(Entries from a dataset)

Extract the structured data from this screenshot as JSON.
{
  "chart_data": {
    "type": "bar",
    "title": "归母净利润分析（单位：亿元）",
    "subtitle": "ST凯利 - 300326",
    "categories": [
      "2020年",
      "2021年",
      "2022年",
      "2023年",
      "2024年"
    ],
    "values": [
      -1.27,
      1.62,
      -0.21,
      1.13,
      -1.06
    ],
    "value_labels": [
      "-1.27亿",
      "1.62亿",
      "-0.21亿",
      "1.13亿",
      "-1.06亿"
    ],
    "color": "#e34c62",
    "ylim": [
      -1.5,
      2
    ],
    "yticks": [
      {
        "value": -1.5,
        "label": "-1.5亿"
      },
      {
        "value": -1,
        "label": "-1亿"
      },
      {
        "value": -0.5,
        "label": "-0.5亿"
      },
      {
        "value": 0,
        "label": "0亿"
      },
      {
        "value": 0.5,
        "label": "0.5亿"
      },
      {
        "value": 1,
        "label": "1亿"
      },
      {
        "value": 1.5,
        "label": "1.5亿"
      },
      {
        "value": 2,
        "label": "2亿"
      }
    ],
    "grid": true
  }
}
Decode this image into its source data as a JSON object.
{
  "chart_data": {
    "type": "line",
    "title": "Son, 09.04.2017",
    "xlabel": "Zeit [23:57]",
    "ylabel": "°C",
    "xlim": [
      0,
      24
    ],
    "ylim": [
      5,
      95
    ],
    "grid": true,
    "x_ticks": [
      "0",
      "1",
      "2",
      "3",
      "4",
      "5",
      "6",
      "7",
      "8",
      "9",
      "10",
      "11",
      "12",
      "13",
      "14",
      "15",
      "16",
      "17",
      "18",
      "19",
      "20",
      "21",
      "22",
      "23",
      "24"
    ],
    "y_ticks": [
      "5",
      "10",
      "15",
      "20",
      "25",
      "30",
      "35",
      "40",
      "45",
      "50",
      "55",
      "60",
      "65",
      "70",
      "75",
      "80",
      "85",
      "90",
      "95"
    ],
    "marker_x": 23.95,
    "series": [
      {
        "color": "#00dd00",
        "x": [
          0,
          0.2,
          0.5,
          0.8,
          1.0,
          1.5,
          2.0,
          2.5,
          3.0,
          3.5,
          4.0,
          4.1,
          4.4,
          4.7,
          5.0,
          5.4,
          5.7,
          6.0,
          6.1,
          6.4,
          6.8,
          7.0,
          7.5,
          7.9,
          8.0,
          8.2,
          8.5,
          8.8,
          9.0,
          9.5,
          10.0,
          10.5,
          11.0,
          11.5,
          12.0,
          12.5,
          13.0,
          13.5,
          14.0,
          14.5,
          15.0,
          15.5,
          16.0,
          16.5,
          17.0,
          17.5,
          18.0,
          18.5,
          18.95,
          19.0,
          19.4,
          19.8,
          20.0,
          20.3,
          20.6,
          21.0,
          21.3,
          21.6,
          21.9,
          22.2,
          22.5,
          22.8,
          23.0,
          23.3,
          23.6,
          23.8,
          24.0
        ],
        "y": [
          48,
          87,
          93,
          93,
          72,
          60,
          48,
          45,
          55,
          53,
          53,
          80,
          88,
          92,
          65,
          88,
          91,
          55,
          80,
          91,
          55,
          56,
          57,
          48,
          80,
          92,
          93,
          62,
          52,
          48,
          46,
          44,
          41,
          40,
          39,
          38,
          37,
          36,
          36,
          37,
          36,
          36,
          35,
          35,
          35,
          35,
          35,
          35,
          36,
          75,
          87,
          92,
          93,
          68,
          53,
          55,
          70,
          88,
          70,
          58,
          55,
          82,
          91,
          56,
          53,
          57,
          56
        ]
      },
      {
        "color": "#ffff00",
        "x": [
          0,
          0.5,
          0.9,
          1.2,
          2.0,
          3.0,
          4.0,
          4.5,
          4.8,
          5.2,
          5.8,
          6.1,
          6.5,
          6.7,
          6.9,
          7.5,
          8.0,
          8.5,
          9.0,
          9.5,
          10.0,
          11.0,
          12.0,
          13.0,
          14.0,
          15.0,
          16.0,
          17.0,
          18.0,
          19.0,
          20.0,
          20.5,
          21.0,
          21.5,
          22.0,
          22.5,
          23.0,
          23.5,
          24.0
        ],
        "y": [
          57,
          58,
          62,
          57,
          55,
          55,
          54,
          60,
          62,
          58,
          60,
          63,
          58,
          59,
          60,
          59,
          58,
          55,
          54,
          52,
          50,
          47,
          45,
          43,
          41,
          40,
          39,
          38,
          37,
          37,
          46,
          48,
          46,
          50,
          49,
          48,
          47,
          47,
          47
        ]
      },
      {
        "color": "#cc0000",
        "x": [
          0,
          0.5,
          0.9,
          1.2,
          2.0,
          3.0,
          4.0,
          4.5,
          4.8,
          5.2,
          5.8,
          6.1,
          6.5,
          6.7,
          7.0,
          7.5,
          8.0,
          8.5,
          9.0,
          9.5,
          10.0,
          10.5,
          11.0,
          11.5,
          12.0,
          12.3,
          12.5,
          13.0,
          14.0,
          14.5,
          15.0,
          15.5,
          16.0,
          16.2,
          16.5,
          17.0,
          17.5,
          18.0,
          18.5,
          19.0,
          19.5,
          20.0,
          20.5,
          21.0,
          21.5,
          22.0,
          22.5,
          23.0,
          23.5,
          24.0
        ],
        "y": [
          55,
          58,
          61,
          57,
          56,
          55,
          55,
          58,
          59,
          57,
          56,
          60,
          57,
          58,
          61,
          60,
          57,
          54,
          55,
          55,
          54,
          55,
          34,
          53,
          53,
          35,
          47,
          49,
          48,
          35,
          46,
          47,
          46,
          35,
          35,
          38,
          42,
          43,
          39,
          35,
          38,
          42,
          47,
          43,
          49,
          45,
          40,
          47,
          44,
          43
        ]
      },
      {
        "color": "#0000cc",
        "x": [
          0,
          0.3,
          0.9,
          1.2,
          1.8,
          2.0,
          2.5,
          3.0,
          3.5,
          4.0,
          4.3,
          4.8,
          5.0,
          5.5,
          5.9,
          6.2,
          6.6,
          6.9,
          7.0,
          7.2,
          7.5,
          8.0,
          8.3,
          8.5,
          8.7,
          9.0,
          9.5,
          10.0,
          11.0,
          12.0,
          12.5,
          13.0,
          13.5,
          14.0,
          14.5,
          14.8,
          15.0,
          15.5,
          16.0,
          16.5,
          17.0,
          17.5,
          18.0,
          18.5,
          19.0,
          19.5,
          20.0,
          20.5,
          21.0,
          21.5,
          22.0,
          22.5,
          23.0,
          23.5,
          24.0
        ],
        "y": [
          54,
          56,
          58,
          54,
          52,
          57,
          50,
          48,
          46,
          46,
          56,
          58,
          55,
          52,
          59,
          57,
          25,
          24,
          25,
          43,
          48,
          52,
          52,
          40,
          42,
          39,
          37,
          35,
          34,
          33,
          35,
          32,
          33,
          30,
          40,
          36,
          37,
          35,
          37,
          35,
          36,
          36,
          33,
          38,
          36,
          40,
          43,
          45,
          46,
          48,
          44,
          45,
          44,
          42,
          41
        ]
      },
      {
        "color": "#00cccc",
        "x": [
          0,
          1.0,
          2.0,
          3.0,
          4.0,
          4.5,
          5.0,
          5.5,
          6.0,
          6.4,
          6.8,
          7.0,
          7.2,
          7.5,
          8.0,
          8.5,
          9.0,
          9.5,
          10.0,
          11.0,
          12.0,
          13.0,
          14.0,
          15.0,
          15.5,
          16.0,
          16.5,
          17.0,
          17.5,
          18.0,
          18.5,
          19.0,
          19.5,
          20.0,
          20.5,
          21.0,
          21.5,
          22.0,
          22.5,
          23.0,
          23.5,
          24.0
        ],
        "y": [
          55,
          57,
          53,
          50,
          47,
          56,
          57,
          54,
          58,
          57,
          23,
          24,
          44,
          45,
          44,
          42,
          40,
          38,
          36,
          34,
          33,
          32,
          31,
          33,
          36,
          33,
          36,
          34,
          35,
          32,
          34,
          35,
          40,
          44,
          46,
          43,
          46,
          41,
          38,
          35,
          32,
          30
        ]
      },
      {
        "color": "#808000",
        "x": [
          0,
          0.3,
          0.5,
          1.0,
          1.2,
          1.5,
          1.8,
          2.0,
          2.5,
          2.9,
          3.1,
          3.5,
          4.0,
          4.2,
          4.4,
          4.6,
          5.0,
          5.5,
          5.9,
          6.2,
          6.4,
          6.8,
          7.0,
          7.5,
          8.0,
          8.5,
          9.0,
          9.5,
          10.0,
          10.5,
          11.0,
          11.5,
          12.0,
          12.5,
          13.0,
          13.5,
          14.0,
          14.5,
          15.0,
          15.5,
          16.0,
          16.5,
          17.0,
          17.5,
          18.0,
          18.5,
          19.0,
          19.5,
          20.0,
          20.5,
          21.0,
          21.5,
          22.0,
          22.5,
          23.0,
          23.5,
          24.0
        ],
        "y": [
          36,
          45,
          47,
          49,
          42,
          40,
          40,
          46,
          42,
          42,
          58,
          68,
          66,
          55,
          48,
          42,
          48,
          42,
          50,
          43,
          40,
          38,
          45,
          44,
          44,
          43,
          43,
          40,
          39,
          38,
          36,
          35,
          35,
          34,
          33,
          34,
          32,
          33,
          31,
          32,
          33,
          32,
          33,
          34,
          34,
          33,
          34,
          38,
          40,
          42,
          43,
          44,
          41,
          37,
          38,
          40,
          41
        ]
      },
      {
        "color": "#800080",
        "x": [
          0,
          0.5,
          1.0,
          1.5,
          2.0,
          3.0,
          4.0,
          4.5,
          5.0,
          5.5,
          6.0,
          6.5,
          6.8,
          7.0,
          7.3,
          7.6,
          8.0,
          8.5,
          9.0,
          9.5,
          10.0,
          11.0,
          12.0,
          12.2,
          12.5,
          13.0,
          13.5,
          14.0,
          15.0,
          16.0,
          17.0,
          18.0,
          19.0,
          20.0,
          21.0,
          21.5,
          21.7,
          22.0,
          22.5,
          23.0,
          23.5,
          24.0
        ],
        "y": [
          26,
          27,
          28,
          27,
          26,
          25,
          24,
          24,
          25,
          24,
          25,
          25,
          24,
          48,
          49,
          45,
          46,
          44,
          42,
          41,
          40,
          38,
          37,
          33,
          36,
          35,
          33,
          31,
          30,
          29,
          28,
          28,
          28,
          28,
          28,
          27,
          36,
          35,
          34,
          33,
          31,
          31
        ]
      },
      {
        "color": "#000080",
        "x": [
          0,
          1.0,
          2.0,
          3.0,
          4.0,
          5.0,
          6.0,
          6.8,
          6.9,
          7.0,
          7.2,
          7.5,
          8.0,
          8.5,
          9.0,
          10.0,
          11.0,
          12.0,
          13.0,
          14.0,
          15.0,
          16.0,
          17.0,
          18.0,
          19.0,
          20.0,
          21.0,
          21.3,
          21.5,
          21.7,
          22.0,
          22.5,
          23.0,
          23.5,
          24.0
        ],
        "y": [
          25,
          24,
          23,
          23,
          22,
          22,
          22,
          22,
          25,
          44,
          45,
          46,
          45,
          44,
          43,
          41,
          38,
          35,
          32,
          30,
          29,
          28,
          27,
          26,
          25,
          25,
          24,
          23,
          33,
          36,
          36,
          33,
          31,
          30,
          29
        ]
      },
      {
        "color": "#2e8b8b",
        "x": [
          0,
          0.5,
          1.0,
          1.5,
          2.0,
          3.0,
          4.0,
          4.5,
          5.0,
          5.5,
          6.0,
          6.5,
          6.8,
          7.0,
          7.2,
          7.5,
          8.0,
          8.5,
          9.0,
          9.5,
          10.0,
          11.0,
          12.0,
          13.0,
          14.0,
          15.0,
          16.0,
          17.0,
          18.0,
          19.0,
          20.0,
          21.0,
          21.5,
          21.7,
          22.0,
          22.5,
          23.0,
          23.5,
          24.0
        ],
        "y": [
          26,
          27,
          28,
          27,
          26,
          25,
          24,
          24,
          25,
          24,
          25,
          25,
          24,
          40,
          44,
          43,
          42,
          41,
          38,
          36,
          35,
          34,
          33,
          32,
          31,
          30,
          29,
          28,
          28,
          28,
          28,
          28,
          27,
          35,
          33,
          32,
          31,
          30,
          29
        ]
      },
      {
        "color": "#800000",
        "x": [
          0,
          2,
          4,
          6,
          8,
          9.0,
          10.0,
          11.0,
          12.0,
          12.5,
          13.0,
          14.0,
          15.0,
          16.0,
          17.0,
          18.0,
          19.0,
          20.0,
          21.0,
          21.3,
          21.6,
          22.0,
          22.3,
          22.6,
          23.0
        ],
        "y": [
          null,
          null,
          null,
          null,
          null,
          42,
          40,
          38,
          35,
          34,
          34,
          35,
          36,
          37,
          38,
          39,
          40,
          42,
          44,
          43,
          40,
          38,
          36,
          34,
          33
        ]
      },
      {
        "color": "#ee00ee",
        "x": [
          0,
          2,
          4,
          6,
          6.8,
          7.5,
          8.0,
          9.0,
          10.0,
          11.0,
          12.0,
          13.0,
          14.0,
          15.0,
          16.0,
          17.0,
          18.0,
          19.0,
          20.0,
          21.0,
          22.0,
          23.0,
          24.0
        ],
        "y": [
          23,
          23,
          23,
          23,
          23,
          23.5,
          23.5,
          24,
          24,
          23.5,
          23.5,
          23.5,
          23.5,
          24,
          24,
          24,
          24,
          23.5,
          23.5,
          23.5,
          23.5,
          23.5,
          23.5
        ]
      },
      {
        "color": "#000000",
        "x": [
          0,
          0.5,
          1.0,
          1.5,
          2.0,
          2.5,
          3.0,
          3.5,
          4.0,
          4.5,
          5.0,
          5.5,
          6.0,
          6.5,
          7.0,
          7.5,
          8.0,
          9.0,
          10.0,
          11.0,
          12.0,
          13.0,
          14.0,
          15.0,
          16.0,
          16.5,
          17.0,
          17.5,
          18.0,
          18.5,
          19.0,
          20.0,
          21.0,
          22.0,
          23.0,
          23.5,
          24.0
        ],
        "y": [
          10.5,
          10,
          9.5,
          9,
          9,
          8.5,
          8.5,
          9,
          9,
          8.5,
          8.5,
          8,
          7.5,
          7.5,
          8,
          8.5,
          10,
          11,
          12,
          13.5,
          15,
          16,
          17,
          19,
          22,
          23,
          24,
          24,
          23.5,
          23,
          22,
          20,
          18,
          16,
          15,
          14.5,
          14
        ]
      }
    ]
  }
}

§ **WHAT THE EXERCISE ASKS**
Going over the lines above, work out how many include "this", then give only that number.

§ **SOLVED PROBLEM**
2